Exercise description: Pick out all lines with the word "Ocean" from the records that follow.

Data section:

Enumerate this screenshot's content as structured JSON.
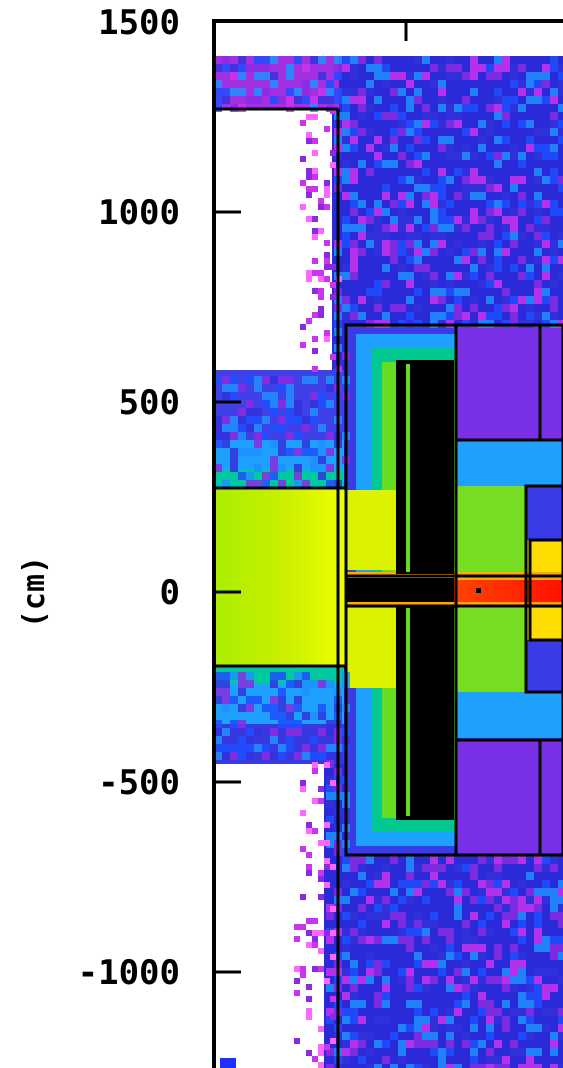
{
  "chart_data": {
    "type": "heatmap",
    "title": "",
    "xlabel": "",
    "ylabel": "(cm)",
    "ylim": [
      -1250,
      1500
    ],
    "yticks": [
      1500,
      1000,
      500,
      0,
      -500,
      -1000
    ],
    "ytick_labels": [
      "1500",
      "1000",
      "500",
      "0",
      "-500",
      "-1000"
    ],
    "grid": false,
    "colors": {
      "background": "#ffffff",
      "frame": "#000000",
      "scale_low_to_high": [
        "#ff66ff",
        "#cc33ee",
        "#8a2be2",
        "#3333dd",
        "#1f4fff",
        "#1e90ff",
        "#00c8ff",
        "#00cc88",
        "#66dd22",
        "#aaee00",
        "#eeff00",
        "#ffcc00",
        "#ff8800",
        "#ff2200"
      ]
    }
  }
}
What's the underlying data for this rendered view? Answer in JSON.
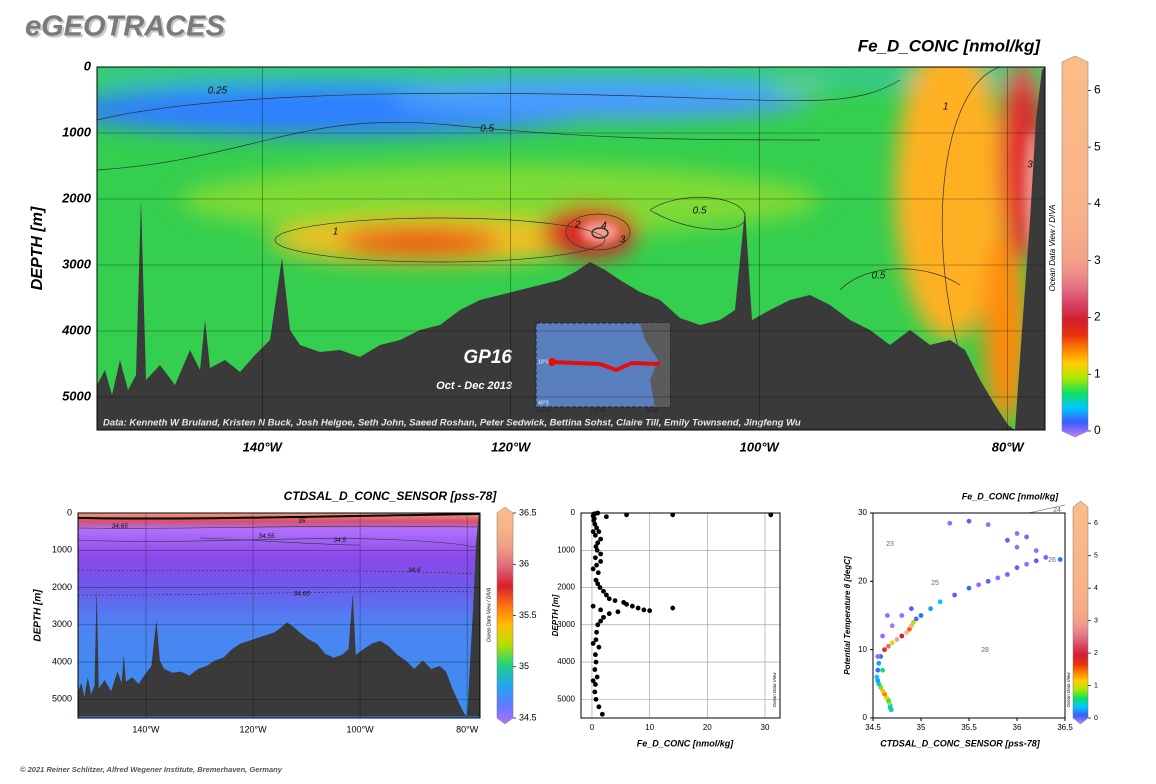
{
  "header": {
    "title": "eGEOTRACES"
  },
  "footer": {
    "text": "© 2021 Reiner Schlitzer, Alfred Wegener Institute, Bremerhaven, Germany"
  },
  "chart_data": [
    {
      "type": "section",
      "title": "Fe_D_CONC [nmol/kg]",
      "ylabel": "DEPTH [m]",
      "xlim": [
        -153.3,
        -77
      ],
      "xticks": [
        {
          "value": -140,
          "label": "140°W"
        },
        {
          "value": -120,
          "label": "120°W"
        },
        {
          "value": -100,
          "label": "100°W"
        },
        {
          "value": -80,
          "label": "80°W"
        }
      ],
      "ylim": [
        0,
        5500
      ],
      "y_inverted": true,
      "yticks": [
        0,
        1000,
        2000,
        3000,
        4000,
        5000
      ],
      "grid": true,
      "colorbar": {
        "lim": [
          0,
          6.5
        ],
        "ticks": [
          0,
          1,
          2,
          3,
          4,
          5,
          6
        ],
        "colors": [
          "#c77dff",
          "#3a5cff",
          "#00c8ff",
          "#10e060",
          "#a8e800",
          "#ffd000",
          "#ff8000",
          "#e83010",
          "#d0202e",
          "#d84060",
          "#e06a80",
          "#ec8a8a",
          "#f4a08a",
          "#f6a888",
          "#f7ad88",
          "#f8b088",
          "#f8b288",
          "#f9b488",
          "#f9b588",
          "#f9b688",
          "#fab788",
          "#fab888",
          "#fab988",
          "#fbba88",
          "#fbbb88",
          "#fbbc88",
          "#fbbd88"
        ]
      },
      "contour_labels": [
        {
          "value": 0.25,
          "x": -143.6,
          "depth": 364
        },
        {
          "value": 0.5,
          "x": -121.9,
          "depth": 939
        },
        {
          "value": 1,
          "x": -134.1,
          "depth": 2500
        },
        {
          "value": 2,
          "x": -114.6,
          "depth": 2394
        },
        {
          "value": 4,
          "x": -112.5,
          "depth": 2409
        },
        {
          "value": 3,
          "x": -111.0,
          "depth": 2621
        },
        {
          "value": 0.5,
          "x": -104.8,
          "depth": 2182
        },
        {
          "value": 0.5,
          "x": -90.4,
          "depth": 3167
        },
        {
          "value": 1,
          "x": -85.0,
          "depth": 606
        },
        {
          "value": 3,
          "x": -78.2,
          "depth": 1485
        }
      ],
      "side_label": "Ocean Data View / DIVA",
      "credit": "Data: Kenneth W Bruland, Kristen N Buck, Josh Helgoe, Seth John, Saeed Roshan, Peter Sedwick, Bettina Sohst, Claire Till, Emily Townsend, Jingfeng Wu",
      "inset": {
        "title": "GP16",
        "subtitle": "Oct - Dec 2013",
        "lat_labels": [
          "10°S",
          "40°S"
        ],
        "lon_labels": [
          "160°W",
          "120°W",
          "80°W"
        ]
      }
    },
    {
      "type": "section",
      "title": "CTDSAL_D_CONC_SENSOR [pss-78]",
      "ylabel": "DEPTH [m]",
      "xlim": [
        -152.7,
        -77.6
      ],
      "xticks": [
        {
          "value": -140,
          "label": "140°W"
        },
        {
          "value": -120,
          "label": "120°W"
        },
        {
          "value": -100,
          "label": "100°W"
        },
        {
          "value": -80,
          "label": "80°W"
        }
      ],
      "ylim": [
        0,
        5500
      ],
      "y_inverted": true,
      "yticks": [
        0,
        1000,
        2000,
        3000,
        4000,
        5000
      ],
      "grid": true,
      "colorbar": {
        "lim": [
          34.5,
          36.5
        ],
        "ticks": [
          34.5,
          35,
          35.5,
          36,
          36.5
        ],
        "colors": [
          "#b070ff",
          "#5a7cff",
          "#20a8f0",
          "#20d080",
          "#b0e000",
          "#ffc000",
          "#ff7010",
          "#d82030",
          "#e06a7a",
          "#f0a088",
          "#f8b488",
          "#fbbd88"
        ]
      },
      "contour_labels": [
        {
          "value": 34.65,
          "x": -144.9,
          "depth": 351
        },
        {
          "value": 35,
          "x": -110.9,
          "depth": 216
        },
        {
          "value": 34.55,
          "x": -117.5,
          "depth": 622
        },
        {
          "value": 34.5,
          "x": -103.8,
          "depth": 730
        },
        {
          "value": 34.6,
          "x": -89.9,
          "depth": 1541
        },
        {
          "value": 34.65,
          "x": -110.9,
          "depth": 2162
        }
      ],
      "side_label": "Ocean Data View / DIVA"
    },
    {
      "type": "scatter",
      "xlabel": "Fe_D_CONC [nmol/kg]",
      "ylabel": "DEPTH [m]",
      "color": "#000000",
      "xlim": [
        -1.9,
        32.6
      ],
      "xticks": [
        0,
        10,
        20,
        30
      ],
      "ylim": [
        0,
        5500
      ],
      "y_inverted": true,
      "yticks": [
        0,
        1000,
        2000,
        3000,
        4000,
        5000
      ],
      "grid": true,
      "x": [
        31,
        14,
        6,
        2.5,
        1,
        0.5,
        0.3,
        0.2,
        0.4,
        0.3,
        0.5,
        0.8,
        1.2,
        0.6,
        1,
        0.7,
        0.9,
        1.5,
        0.6,
        0.8,
        1.1,
        0.7,
        1.0,
        1.4,
        2,
        2.5,
        3,
        4,
        5.5,
        6,
        7,
        8,
        9,
        10,
        14,
        4.5,
        3,
        2,
        1.5,
        1,
        0.8,
        0.7,
        1.2,
        0.6,
        0.7,
        0.5,
        0.9,
        0.6,
        0.5,
        0.7,
        1.2,
        1.8,
        0.2,
        0.2,
        0.2,
        0.2,
        0.2,
        1.5,
        1.5,
        1.5
      ],
      "y": [
        50,
        50,
        50,
        100,
        0,
        20,
        30,
        80,
        150,
        200,
        300,
        400,
        500,
        600,
        800,
        900,
        1000,
        1100,
        1200,
        1400,
        1600,
        1800,
        1900,
        2000,
        2100,
        2200,
        2300,
        2350,
        2400,
        2450,
        2500,
        2550,
        2600,
        2620,
        2550,
        2650,
        2700,
        2800,
        2900,
        3000,
        3200,
        3400,
        3600,
        3800,
        4000,
        4200,
        4400,
        4600,
        4800,
        5000,
        5200,
        5400,
        500,
        1500,
        2500,
        3500,
        4500,
        700,
        1300,
        2600
      ],
      "side_label": "Ocean Data View"
    },
    {
      "type": "scatter",
      "title": "Fe_D_CONC [nmol/kg]",
      "xlabel": "CTDSAL_D_CONC_SENSOR [pss-78]",
      "ylabel": "Potential Temperature θ [degC]",
      "xlim": [
        34.5,
        36.5
      ],
      "xticks": [
        34.5,
        35,
        35.5,
        36,
        36.5
      ],
      "ylim": [
        0,
        30
      ],
      "yticks": [
        0,
        10,
        20,
        30
      ],
      "grid": false,
      "x": [
        34.69,
        34.68,
        34.68,
        34.67,
        34.66,
        34.64,
        34.62,
        34.6,
        34.58,
        34.56,
        34.55,
        34.54,
        34.55,
        34.56,
        34.58,
        34.62,
        34.66,
        34.7,
        34.75,
        34.8,
        34.85,
        34.88,
        34.9,
        34.92,
        34.95,
        35.0,
        35.1,
        35.2,
        35.35,
        35.5,
        35.6,
        35.7,
        35.8,
        35.9,
        36.0,
        36.1,
        36.2,
        36.3,
        36.45,
        36.2,
        36.0,
        35.9,
        36.0,
        36.1,
        35.3,
        35.5,
        35.7,
        34.6,
        34.55,
        34.6,
        34.7,
        34.8,
        34.65,
        34.9
      ],
      "y": [
        1.2,
        1.5,
        1.8,
        2.2,
        2.6,
        3.0,
        3.5,
        4.0,
        4.5,
        5.0,
        5.5,
        6.0,
        7.0,
        8.0,
        9.0,
        10.0,
        10.5,
        11.0,
        11.5,
        12.0,
        12.5,
        13.0,
        13.5,
        14.0,
        14.5,
        15.0,
        16.0,
        17.0,
        18.0,
        19.0,
        19.5,
        20.0,
        20.5,
        21.0,
        22.0,
        22.5,
        23.0,
        23.5,
        23.2,
        24.5,
        25.0,
        26.0,
        27.0,
        26.5,
        28.5,
        28.8,
        28.3,
        12.0,
        9.0,
        7.0,
        13.5,
        15,
        15,
        16
      ],
      "values": [
        0.6,
        0.7,
        0.5,
        1.0,
        0.8,
        1.2,
        1.5,
        1.3,
        0.9,
        0.6,
        0.4,
        0.5,
        0.3,
        0.4,
        0.3,
        1.8,
        2.5,
        1.2,
        3.0,
        2.0,
        4.5,
        1.6,
        3.5,
        1.0,
        0.2,
        0.3,
        0.4,
        0.5,
        0.2,
        0.3,
        0.1,
        0.2,
        0.1,
        0.15,
        0.2,
        0.1,
        0.2,
        0.15,
        0.3,
        0.1,
        0.1,
        0.2,
        0.1,
        0.15,
        0.1,
        0.2,
        0.1,
        0.1,
        0.1,
        0.7,
        0.05,
        0.1,
        0.1,
        0.2
      ],
      "colorbar": {
        "lim": [
          0,
          6.5
        ],
        "ticks": [
          0,
          1,
          2,
          3,
          4,
          5,
          6
        ],
        "colors": [
          "#c77dff",
          "#3a5cff",
          "#00c8ff",
          "#10e060",
          "#a8e800",
          "#ffd000",
          "#ff8000",
          "#e83010",
          "#d0202e",
          "#d84060",
          "#e06a80",
          "#ec8a8a",
          "#f4a08a",
          "#f6a888",
          "#f7ad88",
          "#f8b088",
          "#f8b288",
          "#f9b488",
          "#f9b588",
          "#f9b688",
          "#fab788",
          "#fab888",
          "#fab988",
          "#fbba88",
          "#fbbb88",
          "#fbbc88",
          "#fbbd88"
        ]
      },
      "isopycnal_symbol": "σ0",
      "isopycnal_labels": [
        23,
        24,
        25,
        26,
        28
      ],
      "side_label": "Ocean Data View"
    }
  ]
}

Written answer:
      "side_label": "Ocean Data View / DIVA",
      "side_label": "Ocean Data View / DIVA"
      "side_label": "Ocean Data View"
      "side_label": "Ocean Data View"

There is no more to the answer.